Skip the pictures. Reproduce all other material exactly.

(Raw records)
-*-*-

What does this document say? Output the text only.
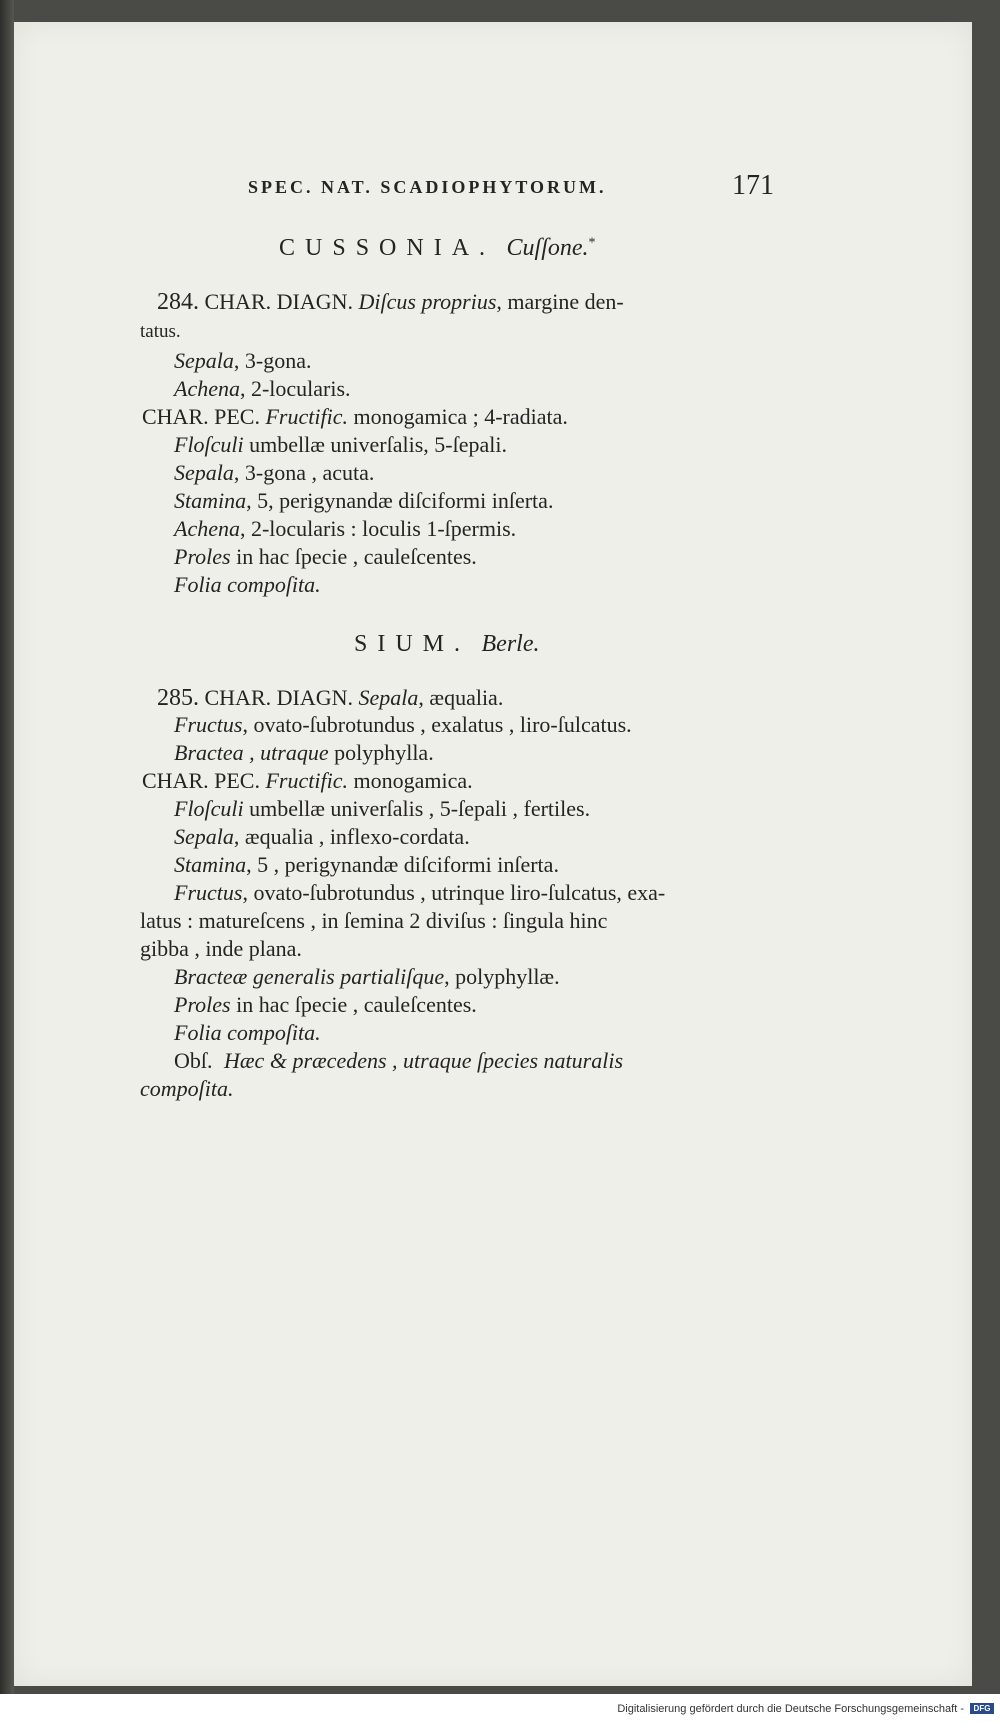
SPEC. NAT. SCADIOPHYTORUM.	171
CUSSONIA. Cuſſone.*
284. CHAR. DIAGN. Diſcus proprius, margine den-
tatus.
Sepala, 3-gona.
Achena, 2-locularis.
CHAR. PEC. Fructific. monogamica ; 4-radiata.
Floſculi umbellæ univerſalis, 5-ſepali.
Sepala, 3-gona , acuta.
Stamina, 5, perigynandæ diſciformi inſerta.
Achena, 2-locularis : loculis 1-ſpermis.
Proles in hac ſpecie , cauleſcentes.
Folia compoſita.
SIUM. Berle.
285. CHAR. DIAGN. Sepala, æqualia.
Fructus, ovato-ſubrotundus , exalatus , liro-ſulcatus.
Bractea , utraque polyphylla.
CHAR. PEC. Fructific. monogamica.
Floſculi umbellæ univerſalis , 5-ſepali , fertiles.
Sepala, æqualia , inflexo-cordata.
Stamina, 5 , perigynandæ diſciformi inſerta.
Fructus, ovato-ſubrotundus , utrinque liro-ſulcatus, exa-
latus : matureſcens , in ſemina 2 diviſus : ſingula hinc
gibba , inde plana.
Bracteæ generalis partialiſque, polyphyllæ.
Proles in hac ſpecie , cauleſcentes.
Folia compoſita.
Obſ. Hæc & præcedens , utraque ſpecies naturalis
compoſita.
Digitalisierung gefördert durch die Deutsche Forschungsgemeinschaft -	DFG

-*-*-

• _Answer in full_:
What does this document say? Output the text only.
SPEC. NAT. SCADIOPHYTORUM.	171
CUSSONIA. Cuſſone.*
284. CHAR. DIAGN. Diſcus proprius, margine den-
tatus.
Sepala, 3-gona.
Achena, 2-locularis.
CHAR. PEC. Fructific. monogamica ; 4-radiata.
Floſculi umbellæ univerſalis, 5-ſepali.
Sepala, 3-gona , acuta.
Stamina, 5, perigynandæ diſciformi inſerta.
Achena, 2-locularis : loculis 1-ſpermis.
Proles in hac ſpecie , cauleſcentes.
Folia compoſita.
SIUM. Berle.
285. CHAR. DIAGN. Sepala, æqualia.
Fructus, ovato-ſubrotundus , exalatus , liro-ſulcatus.
Bractea , utraque polyphylla.
CHAR. PEC. Fructific. monogamica.
Floſculi umbellæ univerſalis , 5-ſepali , fertiles.
Sepala, æqualia , inflexo-cordata.
Stamina, 5 , perigynandæ diſciformi inſerta.
Fructus, ovato-ſubrotundus , utrinque liro-ſulcatus, exa-
latus : matureſcens , in ſemina 2 diviſus : ſingula hinc
gibba , inde plana.
Bracteæ generalis partialiſque, polyphyllæ.
Proles in hac ſpecie , cauleſcentes.
Folia compoſita.
Obſ. Hæc & præcedens , utraque ſpecies naturalis
compoſita.
Digitalisierung gefördert durch die Deutsche Forschungsgemeinschaft -	DFG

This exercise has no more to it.